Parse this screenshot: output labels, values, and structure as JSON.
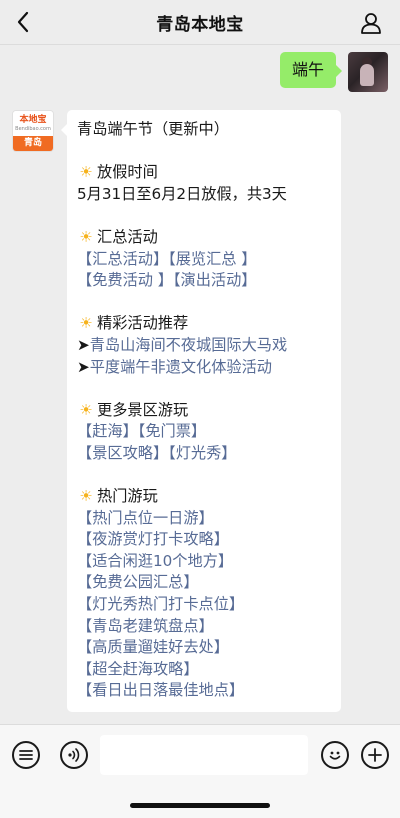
{
  "header": {
    "title": "青岛本地宝",
    "back_icon": "chevron-left-icon",
    "profile_icon": "user-icon"
  },
  "outgoing": {
    "text": "端午"
  },
  "bot_avatar": {
    "logo": "本地宝",
    "site": "Bendibao.com",
    "city": "青岛"
  },
  "message": {
    "title": "青岛端午节（更新中）",
    "holiday": {
      "heading": "放假时间",
      "text": "5月31日至6月2日放假，共3天"
    },
    "summary": {
      "heading": "汇总活动",
      "row1": [
        "【汇总活动】",
        "【展览汇总 】"
      ],
      "row2": [
        "【免费活动 】",
        "【演出活动】"
      ]
    },
    "featured": {
      "heading": "精彩活动推荐",
      "items": [
        "青岛山海间不夜城国际大马戏",
        "平度端午非遗文化体验活动"
      ]
    },
    "scenic": {
      "heading": "更多景区游玩",
      "row1": [
        "【赶海】",
        "【免门票】"
      ],
      "row2": [
        "【景区攻略】",
        "【灯光秀】"
      ]
    },
    "hot": {
      "heading": "热门游玩",
      "items": [
        "【热门点位一日游】",
        "【夜游赏灯打卡攻略】",
        "【适合闲逛10个地方】",
        "【免费公园汇总】",
        "【灯光秀热门打卡点位】",
        "【青岛老建筑盘点】",
        "【高质量遛娃好去处】",
        "【超全赶海攻略】",
        "【看日出日落最佳地点】"
      ]
    },
    "bullet_icon": "sun-icon",
    "arrow_glyph": "➤"
  },
  "input_bar": {
    "menu_icon": "menu-list-icon",
    "voice_icon": "voice-icon",
    "emoji_icon": "emoji-icon",
    "plus_icon": "plus-icon",
    "input_value": ""
  },
  "colors": {
    "link": "#576b95",
    "outgoing_bubble": "#95ec69",
    "background": "#ededed",
    "brand": "#f06b22"
  }
}
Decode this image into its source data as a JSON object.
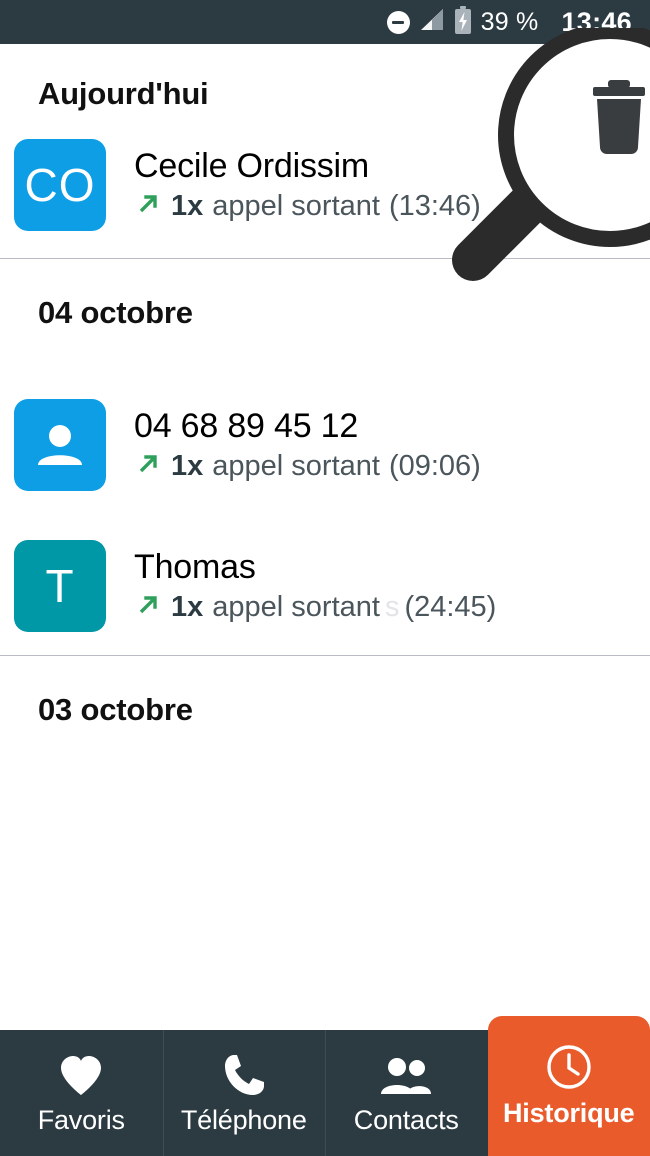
{
  "status_bar": {
    "dnd_icon": "do-not-disturb-icon",
    "signal_icon": "signal-bars-icon",
    "battery_icon": "battery-charging-icon",
    "battery_text": "39 %",
    "clock": "13:46",
    "background": "#2c3a42"
  },
  "overlay": {
    "magnifier_icon": "magnifier-icon",
    "inner_icon": "trash-icon",
    "color": "#2b2b2b"
  },
  "sections": [
    {
      "header": "Aujourd'hui",
      "rows": [
        {
          "avatar_type": "initials",
          "avatar_text": "CO",
          "avatar_color": "#0d9ee6",
          "title": "Cecile Ordissim",
          "direction_icon": "outgoing-call-arrow-icon",
          "count": "1x",
          "detail": "appel sortant",
          "time": "(13:46)"
        }
      ]
    },
    {
      "header": "04 octobre",
      "rows": [
        {
          "avatar_type": "person",
          "avatar_text": "",
          "avatar_color": "#0d9ee6",
          "title": "04 68 89 45 12",
          "direction_icon": "outgoing-call-arrow-icon",
          "count": "1x",
          "detail": "appel sortant",
          "time": "(09:06)"
        },
        {
          "avatar_type": "initials",
          "avatar_text": "T",
          "avatar_color": "#0097a7",
          "title": "Thomas",
          "direction_icon": "outgoing-call-arrow-icon",
          "count": "1x",
          "detail": "appel sortant",
          "ghost": "s",
          "time": "(24:45)"
        }
      ]
    },
    {
      "header": "03 octobre",
      "rows": []
    }
  ],
  "bottom_nav": {
    "active_color": "#ea5b2c",
    "inactive_color": "#2c3a42",
    "items": [
      {
        "label": "Favoris",
        "icon": "heart-icon",
        "active": false
      },
      {
        "label": "Téléphone",
        "icon": "phone-icon",
        "active": false
      },
      {
        "label": "Contacts",
        "icon": "people-icon",
        "active": false
      },
      {
        "label": "Historique",
        "icon": "clock-icon",
        "active": true
      }
    ]
  }
}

WHAT THE TASK ASKS. Keep the pictures out of your copy, and repeat every entry above exactly.

THE OUTPUT.
Parse this screenshot: output labels, values, and structure as JSON.
{
  "header": {
    "title": "青岛本地宝",
    "back_icon": "chevron-left-icon",
    "profile_icon": "user-icon"
  },
  "outgoing": {
    "text": "端午"
  },
  "bot_avatar": {
    "logo": "本地宝",
    "site": "Bendibao.com",
    "city": "青岛"
  },
  "message": {
    "title": "青岛端午节（更新中）",
    "holiday": {
      "heading": "放假时间",
      "text": "5月31日至6月2日放假，共3天"
    },
    "summary": {
      "heading": "汇总活动",
      "row1": [
        "【汇总活动】",
        "【展览汇总 】"
      ],
      "row2": [
        "【免费活动 】",
        "【演出活动】"
      ]
    },
    "featured": {
      "heading": "精彩活动推荐",
      "items": [
        "青岛山海间不夜城国际大马戏",
        "平度端午非遗文化体验活动"
      ]
    },
    "scenic": {
      "heading": "更多景区游玩",
      "row1": [
        "【赶海】",
        "【免门票】"
      ],
      "row2": [
        "【景区攻略】",
        "【灯光秀】"
      ]
    },
    "hot": {
      "heading": "热门游玩",
      "items": [
        "【热门点位一日游】",
        "【夜游赏灯打卡攻略】",
        "【适合闲逛10个地方】",
        "【免费公园汇总】",
        "【灯光秀热门打卡点位】",
        "【青岛老建筑盘点】",
        "【高质量遛娃好去处】",
        "【超全赶海攻略】",
        "【看日出日落最佳地点】"
      ]
    },
    "bullet_icon": "sun-icon",
    "arrow_glyph": "➤"
  },
  "input_bar": {
    "menu_icon": "menu-list-icon",
    "voice_icon": "voice-icon",
    "emoji_icon": "emoji-icon",
    "plus_icon": "plus-icon",
    "input_value": ""
  },
  "colors": {
    "link": "#576b95",
    "outgoing_bubble": "#95ec69",
    "background": "#ededed",
    "brand": "#f06b22"
  }
}
Decode this image into its source data as a JSON object.
{
  "status_bar": {
    "dnd_icon": "do-not-disturb-icon",
    "signal_icon": "signal-bars-icon",
    "battery_icon": "battery-charging-icon",
    "battery_text": "39 %",
    "clock": "13:46",
    "background": "#2c3a42"
  },
  "overlay": {
    "magnifier_icon": "magnifier-icon",
    "inner_icon": "trash-icon",
    "color": "#2b2b2b"
  },
  "sections": [
    {
      "header": "Aujourd'hui",
      "rows": [
        {
          "avatar_type": "initials",
          "avatar_text": "CO",
          "avatar_color": "#0d9ee6",
          "title": "Cecile Ordissim",
          "direction_icon": "outgoing-call-arrow-icon",
          "count": "1x",
          "detail": "appel sortant",
          "time": "(13:46)"
        }
      ]
    },
    {
      "header": "04 octobre",
      "rows": [
        {
          "avatar_type": "person",
          "avatar_text": "",
          "avatar_color": "#0d9ee6",
          "title": "04 68 89 45 12",
          "direction_icon": "outgoing-call-arrow-icon",
          "count": "1x",
          "detail": "appel sortant",
          "time": "(09:06)"
        },
        {
          "avatar_type": "initials",
          "avatar_text": "T",
          "avatar_color": "#0097a7",
          "title": "Thomas",
          "direction_icon": "outgoing-call-arrow-icon",
          "count": "1x",
          "detail": "appel sortant",
          "ghost": "s",
          "time": "(24:45)"
        }
      ]
    },
    {
      "header": "03 octobre",
      "rows": []
    }
  ],
  "bottom_nav": {
    "active_color": "#ea5b2c",
    "inactive_color": "#2c3a42",
    "items": [
      {
        "label": "Favoris",
        "icon": "heart-icon",
        "active": false
      },
      {
        "label": "Téléphone",
        "icon": "phone-icon",
        "active": false
      },
      {
        "label": "Contacts",
        "icon": "people-icon",
        "active": false
      },
      {
        "label": "Historique",
        "icon": "clock-icon",
        "active": true
      }
    ]
  }
}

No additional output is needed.